Data to process:
**********
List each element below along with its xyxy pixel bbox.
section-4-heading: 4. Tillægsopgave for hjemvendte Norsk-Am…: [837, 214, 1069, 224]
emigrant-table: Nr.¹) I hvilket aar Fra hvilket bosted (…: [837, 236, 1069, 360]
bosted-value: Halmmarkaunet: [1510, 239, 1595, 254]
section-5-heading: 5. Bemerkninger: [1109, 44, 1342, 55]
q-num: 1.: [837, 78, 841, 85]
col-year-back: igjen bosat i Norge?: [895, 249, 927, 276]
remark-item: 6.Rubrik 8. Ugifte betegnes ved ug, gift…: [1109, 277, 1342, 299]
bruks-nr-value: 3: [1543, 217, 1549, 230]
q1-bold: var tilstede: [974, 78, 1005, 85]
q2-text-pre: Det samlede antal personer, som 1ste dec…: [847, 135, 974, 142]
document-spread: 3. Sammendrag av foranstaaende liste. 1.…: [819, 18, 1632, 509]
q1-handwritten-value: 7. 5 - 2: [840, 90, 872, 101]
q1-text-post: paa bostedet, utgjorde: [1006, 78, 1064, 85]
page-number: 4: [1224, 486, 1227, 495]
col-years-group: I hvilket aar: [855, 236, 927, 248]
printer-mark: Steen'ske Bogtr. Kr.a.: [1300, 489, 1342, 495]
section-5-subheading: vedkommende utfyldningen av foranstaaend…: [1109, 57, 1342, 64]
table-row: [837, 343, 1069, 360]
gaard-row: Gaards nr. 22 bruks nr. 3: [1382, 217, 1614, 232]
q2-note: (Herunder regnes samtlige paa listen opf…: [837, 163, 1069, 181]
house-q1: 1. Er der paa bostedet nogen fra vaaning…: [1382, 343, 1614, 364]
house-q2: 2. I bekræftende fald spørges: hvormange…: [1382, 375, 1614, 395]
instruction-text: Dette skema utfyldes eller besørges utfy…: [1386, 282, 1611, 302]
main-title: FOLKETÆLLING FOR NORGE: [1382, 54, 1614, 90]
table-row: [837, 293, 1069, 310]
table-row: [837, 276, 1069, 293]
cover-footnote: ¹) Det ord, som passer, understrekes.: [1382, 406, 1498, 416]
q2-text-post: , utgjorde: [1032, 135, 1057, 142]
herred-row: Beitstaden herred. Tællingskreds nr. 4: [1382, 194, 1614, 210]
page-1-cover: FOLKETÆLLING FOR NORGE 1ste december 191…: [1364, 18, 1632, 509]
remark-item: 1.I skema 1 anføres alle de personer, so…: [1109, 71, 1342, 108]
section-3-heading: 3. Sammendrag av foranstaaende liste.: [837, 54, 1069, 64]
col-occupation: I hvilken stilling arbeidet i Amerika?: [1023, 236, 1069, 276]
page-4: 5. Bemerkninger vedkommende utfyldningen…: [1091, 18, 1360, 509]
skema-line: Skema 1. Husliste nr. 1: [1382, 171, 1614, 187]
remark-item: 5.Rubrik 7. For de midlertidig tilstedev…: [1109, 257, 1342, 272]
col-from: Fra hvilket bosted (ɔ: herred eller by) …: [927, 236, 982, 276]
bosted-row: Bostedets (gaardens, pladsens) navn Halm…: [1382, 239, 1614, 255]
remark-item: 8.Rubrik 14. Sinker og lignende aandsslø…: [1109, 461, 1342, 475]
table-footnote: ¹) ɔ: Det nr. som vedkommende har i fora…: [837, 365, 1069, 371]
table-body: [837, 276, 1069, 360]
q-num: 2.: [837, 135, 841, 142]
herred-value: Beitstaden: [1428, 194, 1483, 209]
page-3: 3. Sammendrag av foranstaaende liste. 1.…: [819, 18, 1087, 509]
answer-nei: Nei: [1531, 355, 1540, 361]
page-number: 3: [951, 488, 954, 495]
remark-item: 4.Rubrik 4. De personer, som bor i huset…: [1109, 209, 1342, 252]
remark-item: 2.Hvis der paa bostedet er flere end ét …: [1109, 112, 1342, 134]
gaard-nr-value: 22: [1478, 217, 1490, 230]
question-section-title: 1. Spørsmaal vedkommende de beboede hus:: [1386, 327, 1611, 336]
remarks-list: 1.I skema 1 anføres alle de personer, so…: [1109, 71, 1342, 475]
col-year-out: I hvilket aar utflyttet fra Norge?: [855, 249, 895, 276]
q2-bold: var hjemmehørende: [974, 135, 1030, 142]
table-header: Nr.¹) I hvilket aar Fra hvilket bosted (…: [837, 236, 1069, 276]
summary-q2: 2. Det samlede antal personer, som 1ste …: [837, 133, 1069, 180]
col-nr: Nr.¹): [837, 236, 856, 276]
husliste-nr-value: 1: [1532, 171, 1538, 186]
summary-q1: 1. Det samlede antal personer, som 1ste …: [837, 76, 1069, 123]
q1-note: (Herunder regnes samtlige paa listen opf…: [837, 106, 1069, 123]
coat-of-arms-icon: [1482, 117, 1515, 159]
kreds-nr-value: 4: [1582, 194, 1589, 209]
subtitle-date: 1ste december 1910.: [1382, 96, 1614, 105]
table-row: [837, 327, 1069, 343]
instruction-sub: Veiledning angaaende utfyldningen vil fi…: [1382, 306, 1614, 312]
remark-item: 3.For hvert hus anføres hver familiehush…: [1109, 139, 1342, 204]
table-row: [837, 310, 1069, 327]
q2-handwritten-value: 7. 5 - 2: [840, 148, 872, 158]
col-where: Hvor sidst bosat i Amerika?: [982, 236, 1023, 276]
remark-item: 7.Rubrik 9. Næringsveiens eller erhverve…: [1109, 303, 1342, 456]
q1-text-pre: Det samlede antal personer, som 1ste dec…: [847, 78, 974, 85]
**********
Work instructions:
Rewrite the rows from the start through the line that contains "house-q2: 2. I", replacing "emigrant-table" with "emigrant-grid" and leaving everything else unchanged. Give only that stretch.

Exercise solution:
List each element below along with its xyxy pixel bbox.
section-4-heading: 4. Tillægsopgave for hjemvendte Norsk-Am…: [837, 214, 1069, 224]
emigrant-grid: Nr.¹) I hvilket aar Fra hvilket bosted (…: [837, 236, 1069, 360]
bosted-value: Halmmarkaunet: [1510, 239, 1595, 254]
section-5-heading: 5. Bemerkninger: [1109, 44, 1342, 55]
q-num: 1.: [837, 78, 841, 85]
col-year-back: igjen bosat i Norge?: [895, 249, 927, 276]
remark-item: 6.Rubrik 8. Ugifte betegnes ved ug, gift…: [1109, 277, 1342, 299]
bruks-nr-value: 3: [1543, 217, 1549, 230]
q1-bold: var tilstede: [974, 78, 1005, 85]
q2-text-pre: Det samlede antal personer, som 1ste dec…: [847, 135, 974, 142]
document-spread: 3. Sammendrag av foranstaaende liste. 1.…: [819, 18, 1632, 509]
q1-handwritten-value: 7. 5 - 2: [840, 90, 872, 101]
q1-text-post: paa bostedet, utgjorde: [1006, 78, 1064, 85]
page-number: 4: [1224, 486, 1227, 495]
col-years-group: I hvilket aar: [855, 236, 927, 248]
printer-mark: Steen'ske Bogtr. Kr.a.: [1300, 489, 1342, 495]
section-5-subheading: vedkommende utfyldningen av foranstaaend…: [1109, 57, 1342, 64]
table-row: [837, 343, 1069, 360]
gaard-row: Gaards nr. 22 bruks nr. 3: [1382, 217, 1614, 232]
q2-note: (Herunder regnes samtlige paa listen opf…: [837, 163, 1069, 181]
house-q1: 1. Er der paa bostedet nogen fra vaaning…: [1382, 343, 1614, 364]
house-q2: 2. I bekræftende fald spørges: hvormange…: [1382, 375, 1614, 395]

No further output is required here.